WHAT THE TASK ASKS ▸
Using the data below, tally the lines that include the string "telex". Only the number is wanted.

....................

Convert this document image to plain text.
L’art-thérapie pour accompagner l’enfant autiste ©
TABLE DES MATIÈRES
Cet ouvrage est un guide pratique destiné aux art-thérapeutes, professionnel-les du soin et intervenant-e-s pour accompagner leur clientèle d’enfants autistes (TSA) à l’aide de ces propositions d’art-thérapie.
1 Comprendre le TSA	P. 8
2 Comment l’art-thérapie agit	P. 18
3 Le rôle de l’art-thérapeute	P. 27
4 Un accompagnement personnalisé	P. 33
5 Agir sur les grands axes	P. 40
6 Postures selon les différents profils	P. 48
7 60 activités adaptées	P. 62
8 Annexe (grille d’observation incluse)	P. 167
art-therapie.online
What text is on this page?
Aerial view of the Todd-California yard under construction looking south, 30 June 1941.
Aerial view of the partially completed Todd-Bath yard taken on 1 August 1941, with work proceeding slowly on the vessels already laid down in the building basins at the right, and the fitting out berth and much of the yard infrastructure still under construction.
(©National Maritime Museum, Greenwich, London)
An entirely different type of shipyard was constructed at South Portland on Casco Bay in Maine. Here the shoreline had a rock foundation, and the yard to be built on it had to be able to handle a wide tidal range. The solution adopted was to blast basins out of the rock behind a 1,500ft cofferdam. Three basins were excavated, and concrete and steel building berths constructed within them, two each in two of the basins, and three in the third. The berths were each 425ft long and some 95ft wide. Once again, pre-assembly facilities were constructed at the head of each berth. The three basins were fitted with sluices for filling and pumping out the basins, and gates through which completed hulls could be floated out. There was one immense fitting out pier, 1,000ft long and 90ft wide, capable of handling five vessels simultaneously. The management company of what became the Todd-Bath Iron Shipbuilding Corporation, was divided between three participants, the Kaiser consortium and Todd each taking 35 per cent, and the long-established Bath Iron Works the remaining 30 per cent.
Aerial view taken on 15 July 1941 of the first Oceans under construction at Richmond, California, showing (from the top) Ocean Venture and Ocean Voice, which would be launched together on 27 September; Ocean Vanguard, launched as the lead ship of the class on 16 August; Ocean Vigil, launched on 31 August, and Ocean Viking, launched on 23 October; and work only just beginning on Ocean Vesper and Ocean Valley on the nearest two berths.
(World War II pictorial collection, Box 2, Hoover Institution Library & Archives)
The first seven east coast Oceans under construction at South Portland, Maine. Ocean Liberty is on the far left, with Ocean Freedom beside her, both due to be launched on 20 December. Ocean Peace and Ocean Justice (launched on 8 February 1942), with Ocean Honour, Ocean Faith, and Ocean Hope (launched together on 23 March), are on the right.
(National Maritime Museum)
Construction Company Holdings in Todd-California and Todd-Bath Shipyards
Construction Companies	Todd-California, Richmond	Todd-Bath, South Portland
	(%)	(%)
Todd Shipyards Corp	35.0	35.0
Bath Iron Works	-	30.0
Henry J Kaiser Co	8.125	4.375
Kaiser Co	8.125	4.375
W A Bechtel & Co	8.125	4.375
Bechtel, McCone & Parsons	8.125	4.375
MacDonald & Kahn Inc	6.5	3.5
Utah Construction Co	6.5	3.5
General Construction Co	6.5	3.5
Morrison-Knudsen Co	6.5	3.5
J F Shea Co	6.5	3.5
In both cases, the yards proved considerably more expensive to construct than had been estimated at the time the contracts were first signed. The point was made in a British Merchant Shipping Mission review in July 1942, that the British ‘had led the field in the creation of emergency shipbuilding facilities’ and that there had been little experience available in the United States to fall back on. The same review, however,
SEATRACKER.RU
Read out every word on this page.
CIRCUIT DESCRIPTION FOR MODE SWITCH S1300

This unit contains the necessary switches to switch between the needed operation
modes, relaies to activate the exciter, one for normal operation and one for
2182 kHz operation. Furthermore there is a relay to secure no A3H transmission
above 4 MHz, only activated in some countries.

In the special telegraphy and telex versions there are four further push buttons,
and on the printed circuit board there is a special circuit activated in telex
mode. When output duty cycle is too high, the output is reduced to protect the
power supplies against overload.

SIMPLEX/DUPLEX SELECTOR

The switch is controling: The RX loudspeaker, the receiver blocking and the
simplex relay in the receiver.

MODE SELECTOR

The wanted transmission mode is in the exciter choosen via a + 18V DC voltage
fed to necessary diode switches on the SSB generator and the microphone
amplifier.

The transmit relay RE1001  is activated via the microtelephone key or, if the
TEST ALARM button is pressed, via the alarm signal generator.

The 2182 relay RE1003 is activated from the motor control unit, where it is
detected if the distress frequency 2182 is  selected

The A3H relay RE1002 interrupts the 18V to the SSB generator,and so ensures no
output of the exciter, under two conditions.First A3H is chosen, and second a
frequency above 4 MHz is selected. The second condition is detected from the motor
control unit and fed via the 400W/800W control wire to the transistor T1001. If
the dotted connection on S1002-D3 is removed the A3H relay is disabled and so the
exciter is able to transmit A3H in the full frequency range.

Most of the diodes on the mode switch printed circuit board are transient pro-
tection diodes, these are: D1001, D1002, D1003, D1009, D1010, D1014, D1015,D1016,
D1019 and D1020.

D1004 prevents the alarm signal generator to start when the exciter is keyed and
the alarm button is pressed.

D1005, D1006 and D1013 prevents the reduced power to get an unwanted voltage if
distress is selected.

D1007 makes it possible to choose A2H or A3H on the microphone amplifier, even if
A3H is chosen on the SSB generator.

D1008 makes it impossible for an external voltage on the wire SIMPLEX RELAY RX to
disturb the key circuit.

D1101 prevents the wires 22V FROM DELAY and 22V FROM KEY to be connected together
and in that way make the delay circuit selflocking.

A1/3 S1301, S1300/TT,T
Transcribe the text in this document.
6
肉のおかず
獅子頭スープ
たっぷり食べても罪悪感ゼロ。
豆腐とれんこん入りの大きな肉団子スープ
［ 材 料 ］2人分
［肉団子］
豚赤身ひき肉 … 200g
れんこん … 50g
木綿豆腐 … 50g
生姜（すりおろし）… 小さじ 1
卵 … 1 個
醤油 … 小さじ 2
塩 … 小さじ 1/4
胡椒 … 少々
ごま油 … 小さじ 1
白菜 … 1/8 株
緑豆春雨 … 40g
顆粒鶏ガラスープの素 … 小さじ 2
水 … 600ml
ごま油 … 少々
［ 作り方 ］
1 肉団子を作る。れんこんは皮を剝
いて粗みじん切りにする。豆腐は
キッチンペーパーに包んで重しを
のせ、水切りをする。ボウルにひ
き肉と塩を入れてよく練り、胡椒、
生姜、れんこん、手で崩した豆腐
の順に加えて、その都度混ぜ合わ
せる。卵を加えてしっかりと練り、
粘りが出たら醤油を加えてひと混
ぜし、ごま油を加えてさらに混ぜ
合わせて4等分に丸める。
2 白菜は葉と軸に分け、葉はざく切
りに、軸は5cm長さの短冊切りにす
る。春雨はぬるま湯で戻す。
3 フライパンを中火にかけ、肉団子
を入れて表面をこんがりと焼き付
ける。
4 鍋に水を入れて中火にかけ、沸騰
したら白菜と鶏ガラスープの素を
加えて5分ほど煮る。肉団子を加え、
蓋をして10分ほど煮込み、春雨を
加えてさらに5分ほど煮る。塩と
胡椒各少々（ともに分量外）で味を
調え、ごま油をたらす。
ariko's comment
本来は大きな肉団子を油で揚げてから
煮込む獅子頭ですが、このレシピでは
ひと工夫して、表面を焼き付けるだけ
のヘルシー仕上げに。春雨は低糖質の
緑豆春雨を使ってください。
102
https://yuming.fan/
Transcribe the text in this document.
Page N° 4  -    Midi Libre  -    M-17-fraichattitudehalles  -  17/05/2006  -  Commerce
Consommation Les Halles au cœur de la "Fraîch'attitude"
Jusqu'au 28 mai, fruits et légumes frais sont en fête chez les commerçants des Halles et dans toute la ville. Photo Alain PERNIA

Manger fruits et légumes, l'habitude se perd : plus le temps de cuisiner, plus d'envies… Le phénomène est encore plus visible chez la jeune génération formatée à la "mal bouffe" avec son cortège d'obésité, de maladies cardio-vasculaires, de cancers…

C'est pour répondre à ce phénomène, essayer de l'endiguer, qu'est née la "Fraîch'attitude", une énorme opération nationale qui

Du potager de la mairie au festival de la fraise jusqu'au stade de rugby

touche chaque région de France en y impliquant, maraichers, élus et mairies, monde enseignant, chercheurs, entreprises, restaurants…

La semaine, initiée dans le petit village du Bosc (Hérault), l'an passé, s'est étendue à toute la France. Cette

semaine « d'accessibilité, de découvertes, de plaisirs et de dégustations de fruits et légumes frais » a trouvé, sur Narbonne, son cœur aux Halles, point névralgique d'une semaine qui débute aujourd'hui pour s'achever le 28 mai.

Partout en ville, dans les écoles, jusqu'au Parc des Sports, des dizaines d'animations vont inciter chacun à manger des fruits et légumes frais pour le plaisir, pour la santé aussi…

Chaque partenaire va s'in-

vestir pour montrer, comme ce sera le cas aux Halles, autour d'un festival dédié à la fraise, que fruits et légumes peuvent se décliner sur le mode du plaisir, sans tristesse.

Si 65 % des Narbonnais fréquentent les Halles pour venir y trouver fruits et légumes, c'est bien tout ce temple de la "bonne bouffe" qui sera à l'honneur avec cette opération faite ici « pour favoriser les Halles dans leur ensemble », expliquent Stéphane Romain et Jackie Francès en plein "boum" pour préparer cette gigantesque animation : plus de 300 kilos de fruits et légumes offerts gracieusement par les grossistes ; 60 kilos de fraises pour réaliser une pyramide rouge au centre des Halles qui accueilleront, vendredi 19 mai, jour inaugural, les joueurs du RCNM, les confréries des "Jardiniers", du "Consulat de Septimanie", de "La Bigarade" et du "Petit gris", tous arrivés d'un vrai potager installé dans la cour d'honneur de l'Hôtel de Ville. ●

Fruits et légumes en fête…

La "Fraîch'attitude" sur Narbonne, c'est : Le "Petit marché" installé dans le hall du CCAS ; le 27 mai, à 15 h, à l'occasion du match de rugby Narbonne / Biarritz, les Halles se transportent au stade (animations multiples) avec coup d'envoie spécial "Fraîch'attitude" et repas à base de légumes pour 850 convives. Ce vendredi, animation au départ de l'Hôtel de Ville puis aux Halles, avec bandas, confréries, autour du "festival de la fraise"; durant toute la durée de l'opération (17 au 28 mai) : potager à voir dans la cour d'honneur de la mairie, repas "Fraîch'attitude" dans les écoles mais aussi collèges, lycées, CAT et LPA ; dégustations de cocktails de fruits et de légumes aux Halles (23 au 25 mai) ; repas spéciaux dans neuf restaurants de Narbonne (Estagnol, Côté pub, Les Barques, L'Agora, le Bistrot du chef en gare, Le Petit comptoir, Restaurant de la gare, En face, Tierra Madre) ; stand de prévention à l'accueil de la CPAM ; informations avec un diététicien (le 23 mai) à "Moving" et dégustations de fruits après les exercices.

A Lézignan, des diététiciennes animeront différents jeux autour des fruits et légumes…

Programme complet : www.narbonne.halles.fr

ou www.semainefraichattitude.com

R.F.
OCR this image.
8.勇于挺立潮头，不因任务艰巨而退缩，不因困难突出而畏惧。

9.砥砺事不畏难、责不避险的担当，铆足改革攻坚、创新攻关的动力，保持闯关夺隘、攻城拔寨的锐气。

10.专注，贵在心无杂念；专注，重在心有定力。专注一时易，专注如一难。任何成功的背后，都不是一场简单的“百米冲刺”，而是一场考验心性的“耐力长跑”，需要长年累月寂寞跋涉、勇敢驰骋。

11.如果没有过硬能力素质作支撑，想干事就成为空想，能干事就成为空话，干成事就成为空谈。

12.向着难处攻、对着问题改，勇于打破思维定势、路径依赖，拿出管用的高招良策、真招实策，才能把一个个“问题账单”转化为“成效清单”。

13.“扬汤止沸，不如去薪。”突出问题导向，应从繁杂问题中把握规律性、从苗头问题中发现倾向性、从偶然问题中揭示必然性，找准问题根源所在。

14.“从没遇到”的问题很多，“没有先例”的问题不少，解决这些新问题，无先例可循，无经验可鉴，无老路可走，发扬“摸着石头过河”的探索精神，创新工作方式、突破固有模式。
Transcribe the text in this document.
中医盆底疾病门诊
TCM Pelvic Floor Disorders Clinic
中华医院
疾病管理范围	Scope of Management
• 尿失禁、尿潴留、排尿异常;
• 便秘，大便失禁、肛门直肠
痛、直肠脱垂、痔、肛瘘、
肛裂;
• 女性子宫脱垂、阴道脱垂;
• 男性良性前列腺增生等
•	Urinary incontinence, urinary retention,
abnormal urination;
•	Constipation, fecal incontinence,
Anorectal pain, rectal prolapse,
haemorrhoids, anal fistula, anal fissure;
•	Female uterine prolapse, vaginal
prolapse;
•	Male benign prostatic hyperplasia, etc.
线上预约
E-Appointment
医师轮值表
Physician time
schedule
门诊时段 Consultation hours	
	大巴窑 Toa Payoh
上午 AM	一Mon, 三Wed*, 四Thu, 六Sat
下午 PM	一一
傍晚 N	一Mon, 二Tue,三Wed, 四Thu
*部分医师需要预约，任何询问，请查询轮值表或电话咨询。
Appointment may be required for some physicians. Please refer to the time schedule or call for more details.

....................

ANSWER FOR THIS EXERCISE ▸
2